Record set:
━━━━━━━━

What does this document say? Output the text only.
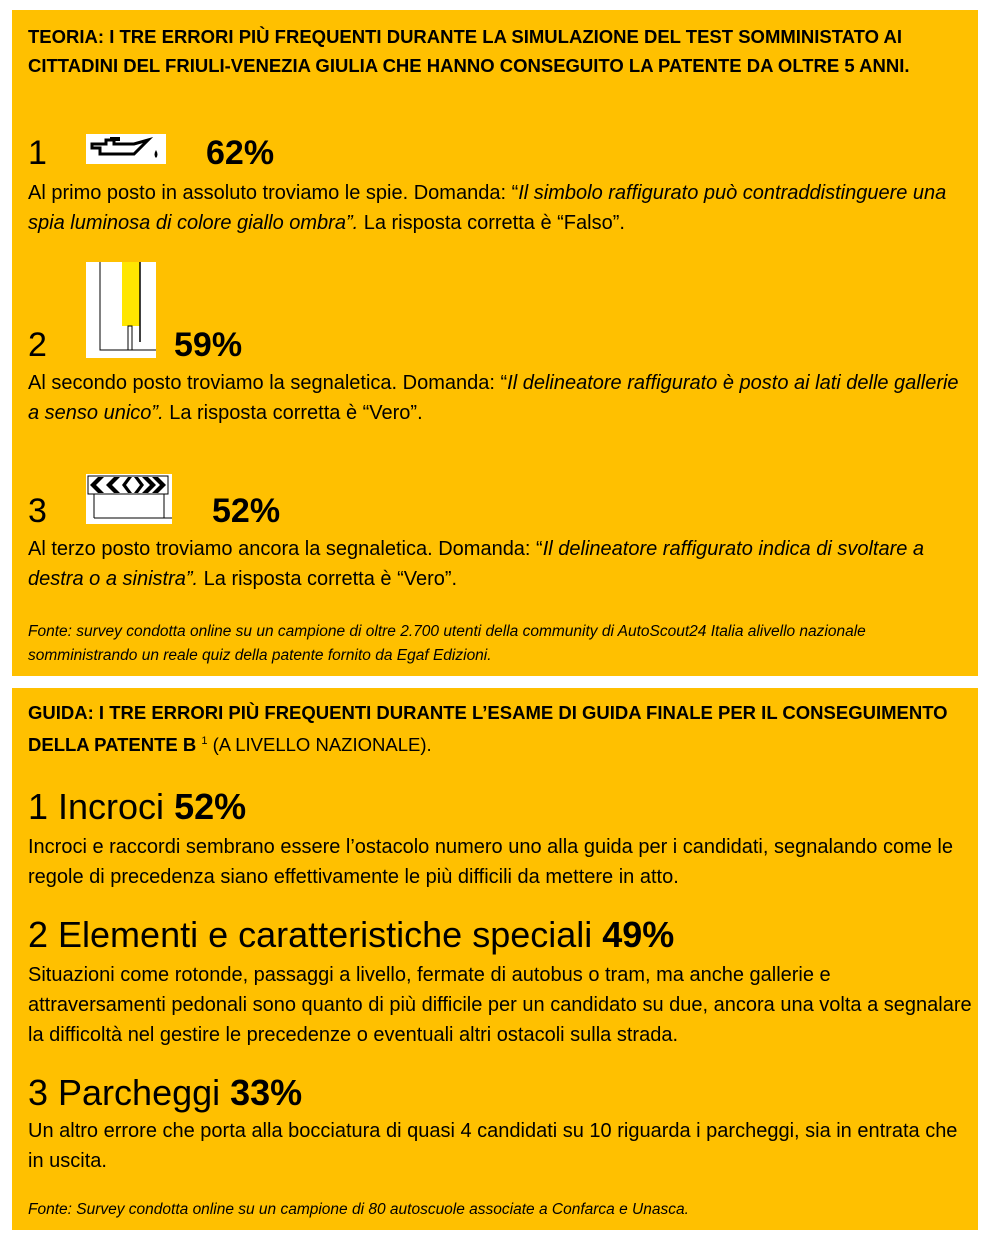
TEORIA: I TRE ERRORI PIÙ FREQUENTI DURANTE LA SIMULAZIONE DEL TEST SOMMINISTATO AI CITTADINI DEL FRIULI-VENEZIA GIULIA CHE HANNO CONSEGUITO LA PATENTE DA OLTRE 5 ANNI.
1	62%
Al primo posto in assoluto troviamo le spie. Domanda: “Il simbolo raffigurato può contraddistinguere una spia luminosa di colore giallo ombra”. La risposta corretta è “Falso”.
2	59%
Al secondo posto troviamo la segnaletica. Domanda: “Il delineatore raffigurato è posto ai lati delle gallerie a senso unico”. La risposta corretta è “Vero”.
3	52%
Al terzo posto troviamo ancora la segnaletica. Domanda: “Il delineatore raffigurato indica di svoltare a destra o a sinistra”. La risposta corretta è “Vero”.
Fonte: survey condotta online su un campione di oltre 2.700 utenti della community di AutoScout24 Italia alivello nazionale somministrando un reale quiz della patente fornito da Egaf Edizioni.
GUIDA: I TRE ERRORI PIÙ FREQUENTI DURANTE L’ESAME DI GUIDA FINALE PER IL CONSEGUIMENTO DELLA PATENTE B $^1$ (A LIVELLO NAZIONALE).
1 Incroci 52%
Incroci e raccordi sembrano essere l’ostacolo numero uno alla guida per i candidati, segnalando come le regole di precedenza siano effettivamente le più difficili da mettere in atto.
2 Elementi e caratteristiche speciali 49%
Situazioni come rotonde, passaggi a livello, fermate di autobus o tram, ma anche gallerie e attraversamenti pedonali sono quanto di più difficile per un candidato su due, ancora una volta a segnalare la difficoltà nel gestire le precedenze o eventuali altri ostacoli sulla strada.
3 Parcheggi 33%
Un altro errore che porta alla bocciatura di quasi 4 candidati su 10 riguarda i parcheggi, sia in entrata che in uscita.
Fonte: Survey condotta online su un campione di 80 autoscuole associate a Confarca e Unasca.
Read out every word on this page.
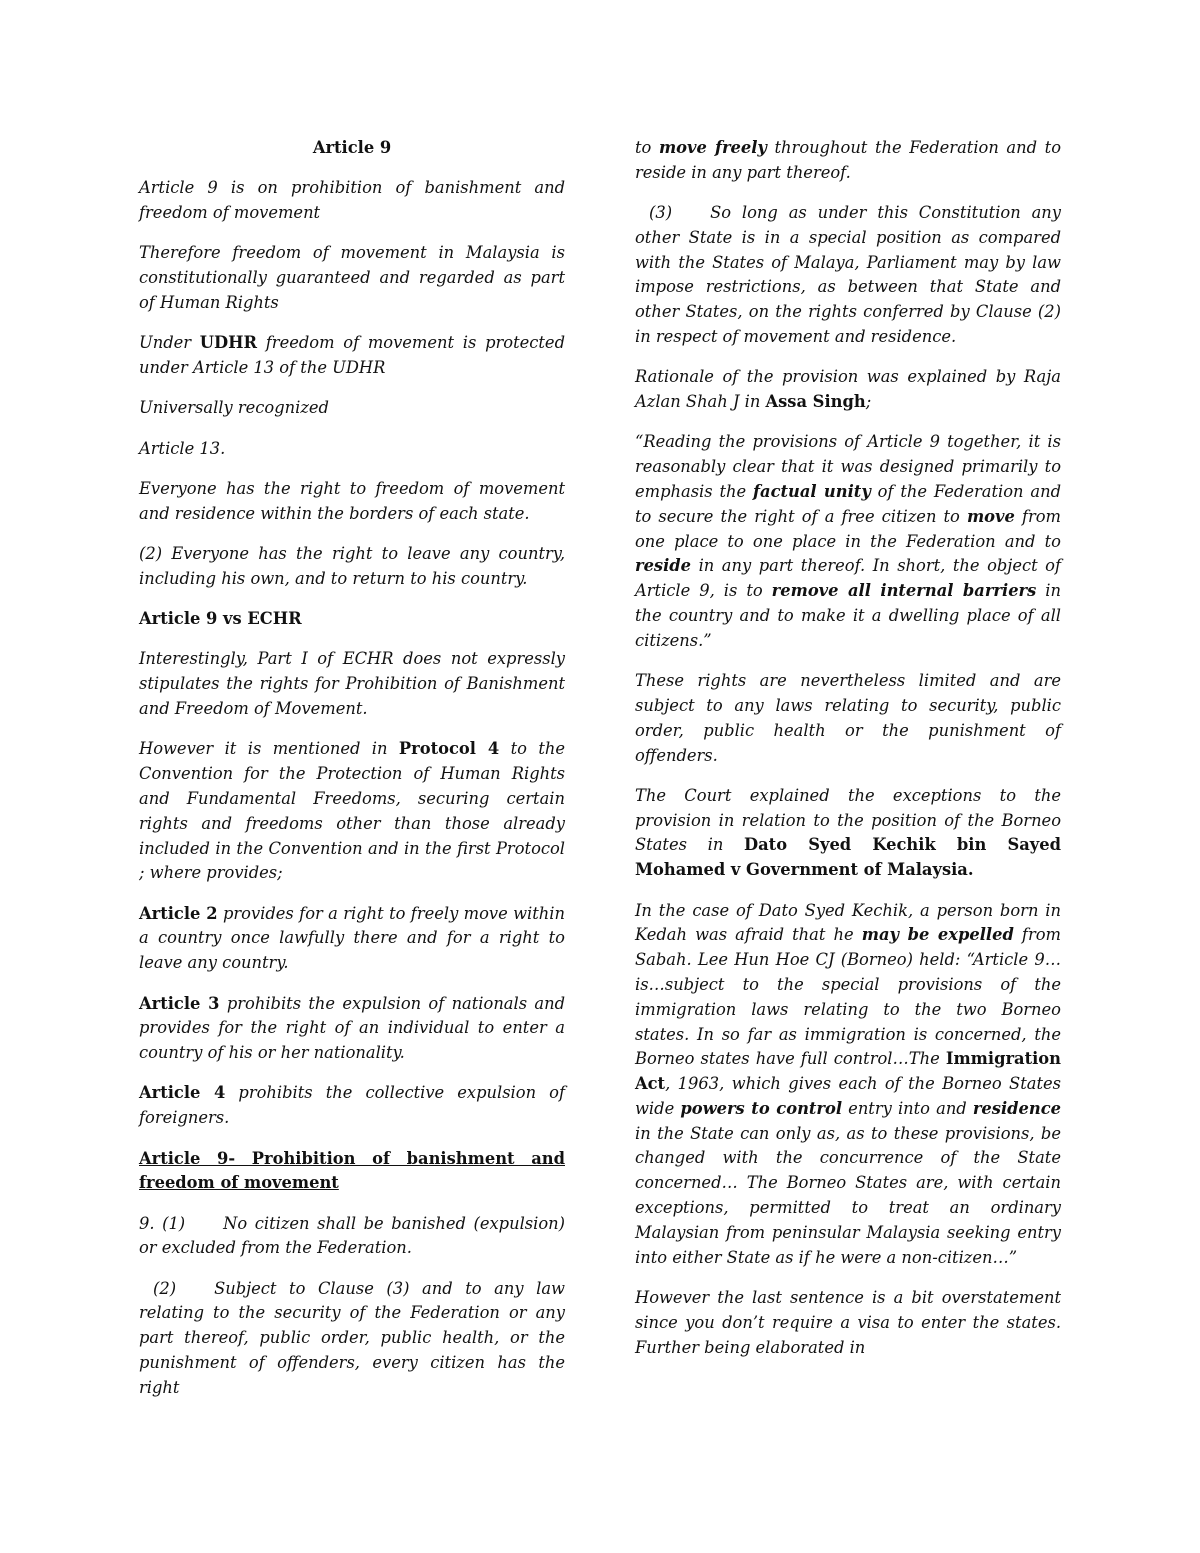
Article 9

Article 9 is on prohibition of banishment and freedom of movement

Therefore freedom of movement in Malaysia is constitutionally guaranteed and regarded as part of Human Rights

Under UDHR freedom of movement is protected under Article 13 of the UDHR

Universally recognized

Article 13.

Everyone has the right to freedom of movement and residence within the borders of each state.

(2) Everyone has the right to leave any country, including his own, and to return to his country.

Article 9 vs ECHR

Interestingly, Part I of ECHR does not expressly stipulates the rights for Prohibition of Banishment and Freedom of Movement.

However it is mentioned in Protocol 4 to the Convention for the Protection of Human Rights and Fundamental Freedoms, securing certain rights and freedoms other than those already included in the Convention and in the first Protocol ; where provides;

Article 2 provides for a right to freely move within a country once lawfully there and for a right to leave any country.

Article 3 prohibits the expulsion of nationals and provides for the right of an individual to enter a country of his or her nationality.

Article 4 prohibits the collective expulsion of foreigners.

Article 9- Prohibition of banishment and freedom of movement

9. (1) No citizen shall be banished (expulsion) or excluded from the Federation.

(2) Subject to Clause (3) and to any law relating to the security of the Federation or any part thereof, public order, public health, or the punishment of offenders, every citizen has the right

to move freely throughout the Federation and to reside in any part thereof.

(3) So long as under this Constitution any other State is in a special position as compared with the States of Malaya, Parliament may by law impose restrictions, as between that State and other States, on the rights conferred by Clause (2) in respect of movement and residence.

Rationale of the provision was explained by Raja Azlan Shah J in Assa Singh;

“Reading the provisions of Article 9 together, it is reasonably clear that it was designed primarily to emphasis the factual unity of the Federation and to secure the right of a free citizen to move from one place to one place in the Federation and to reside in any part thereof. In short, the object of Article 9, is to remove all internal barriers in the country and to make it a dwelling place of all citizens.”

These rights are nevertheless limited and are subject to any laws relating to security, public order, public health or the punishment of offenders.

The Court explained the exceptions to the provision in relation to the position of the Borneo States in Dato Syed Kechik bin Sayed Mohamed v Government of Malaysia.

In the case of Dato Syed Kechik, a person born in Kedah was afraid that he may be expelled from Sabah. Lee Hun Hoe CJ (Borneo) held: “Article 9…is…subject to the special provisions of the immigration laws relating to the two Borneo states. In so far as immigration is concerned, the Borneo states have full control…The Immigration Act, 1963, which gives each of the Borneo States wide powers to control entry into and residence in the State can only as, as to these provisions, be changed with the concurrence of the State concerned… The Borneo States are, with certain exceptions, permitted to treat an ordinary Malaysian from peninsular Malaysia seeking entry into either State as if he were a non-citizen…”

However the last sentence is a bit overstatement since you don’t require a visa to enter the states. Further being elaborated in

━━━━━━━━

Replicate the material above verbatim; images stay out of the copy.

Solution below:
What does this document say? Output the text only.
TEORIA: I TRE ERRORI PIÙ FREQUENTI DURANTE LA SIMULAZIONE DEL TEST SOMMINISTATO AI CITTADINI DEL FRIULI-VENEZIA GIULIA CHE HANNO CONSEGUITO LA PATENTE DA OLTRE 5 ANNI.
1	62%
Al primo posto in assoluto troviamo le spie. Domanda: “Il simbolo raffigurato può contraddistinguere una spia luminosa di colore giallo ombra”. La risposta corretta è “Falso”.
2	59%
Al secondo posto troviamo la segnaletica. Domanda: “Il delineatore raffigurato è posto ai lati delle gallerie a senso unico”. La risposta corretta è “Vero”.
3	52%
Al terzo posto troviamo ancora la segnaletica. Domanda: “Il delineatore raffigurato indica di svoltare a destra o a sinistra”. La risposta corretta è “Vero”.
Fonte: survey condotta online su un campione di oltre 2.700 utenti della community di AutoScout24 Italia alivello nazionale somministrando un reale quiz della patente fornito da Egaf Edizioni.
GUIDA: I TRE ERRORI PIÙ FREQUENTI DURANTE L’ESAME DI GUIDA FINALE PER IL CONSEGUIMENTO DELLA PATENTE B $^1$ (A LIVELLO NAZIONALE).
1 Incroci 52%
Incroci e raccordi sembrano essere l’ostacolo numero uno alla guida per i candidati, segnalando come le regole di precedenza siano effettivamente le più difficili da mettere in atto.
2 Elementi e caratteristiche speciali 49%
Situazioni come rotonde, passaggi a livello, fermate di autobus o tram, ma anche gallerie e attraversamenti pedonali sono quanto di più difficile per un candidato su due, ancora una volta a segnalare la difficoltà nel gestire le precedenze o eventuali altri ostacoli sulla strada.
3 Parcheggi 33%
Un altro errore che porta alla bocciatura di quasi 4 candidati su 10 riguarda i parcheggi, sia in entrata che in uscita.
Fonte: Survey condotta online su un campione di 80 autoscuole associate a Confarca e Unasca.
Read out every word on this page.
Article 9

Article 9 is on prohibition of banishment and freedom of movement

Therefore freedom of movement in Malaysia is constitutionally guaranteed and regarded as part of Human Rights

Under UDHR freedom of movement is protected under Article 13 of the UDHR

Universally recognized

Article 13.

Everyone has the right to freedom of movement and residence within the borders of each state.

(2) Everyone has the right to leave any country, including his own, and to return to his country.

Article 9 vs ECHR

Interestingly, Part I of ECHR does not expressly stipulates the rights for Prohibition of Banishment and Freedom of Movement.

However it is mentioned in Protocol 4 to the Convention for the Protection of Human Rights and Fundamental Freedoms, securing certain rights and freedoms other than those already included in the Convention and in the first Protocol ; where provides;

Article 2 provides for a right to freely move within a country once lawfully there and for a right to leave any country.

Article 3 prohibits the expulsion of nationals and provides for the right of an individual to enter a country of his or her nationality.

Article 4 prohibits the collective expulsion of foreigners.

Article 9- Prohibition of banishment and freedom of movement

9. (1) No citizen shall be banished (expulsion) or excluded from the Federation.

(2) Subject to Clause (3) and to any law relating to the security of the Federation or any part thereof, public order, public health, or the punishment of offenders, every citizen has the right

to move freely throughout the Federation and to reside in any part thereof.

(3) So long as under this Constitution any other State is in a special position as compared with the States of Malaya, Parliament may by law impose restrictions, as between that State and other States, on the rights conferred by Clause (2) in respect of movement and residence.

Rationale of the provision was explained by Raja Azlan Shah J in Assa Singh;

“Reading the provisions of Article 9 together, it is reasonably clear that it was designed primarily to emphasis the factual unity of the Federation and to secure the right of a free citizen to move from one place to one place in the Federation and to reside in any part thereof. In short, the object of Article 9, is to remove all internal barriers in the country and to make it a dwelling place of all citizens.”

These rights are nevertheless limited and are subject to any laws relating to security, public order, public health or the punishment of offenders.

The Court explained the exceptions to the provision in relation to the position of the Borneo States in Dato Syed Kechik bin Sayed Mohamed v Government of Malaysia.

In the case of Dato Syed Kechik, a person born in Kedah was afraid that he may be expelled from Sabah. Lee Hun Hoe CJ (Borneo) held: “Article 9…is…subject to the special provisions of the immigration laws relating to the two Borneo states. In so far as immigration is concerned, the Borneo states have full control…The Immigration Act, 1963, which gives each of the Borneo States wide powers to control entry into and residence in the State can only as, as to these provisions, be changed with the concurrence of the State concerned… The Borneo States are, with certain exceptions, permitted to treat an ordinary Malaysian from peninsular Malaysia seeking entry into either State as if he were a non-citizen…”

However the last sentence is a bit overstatement since you don’t require a visa to enter the states. Further being elaborated in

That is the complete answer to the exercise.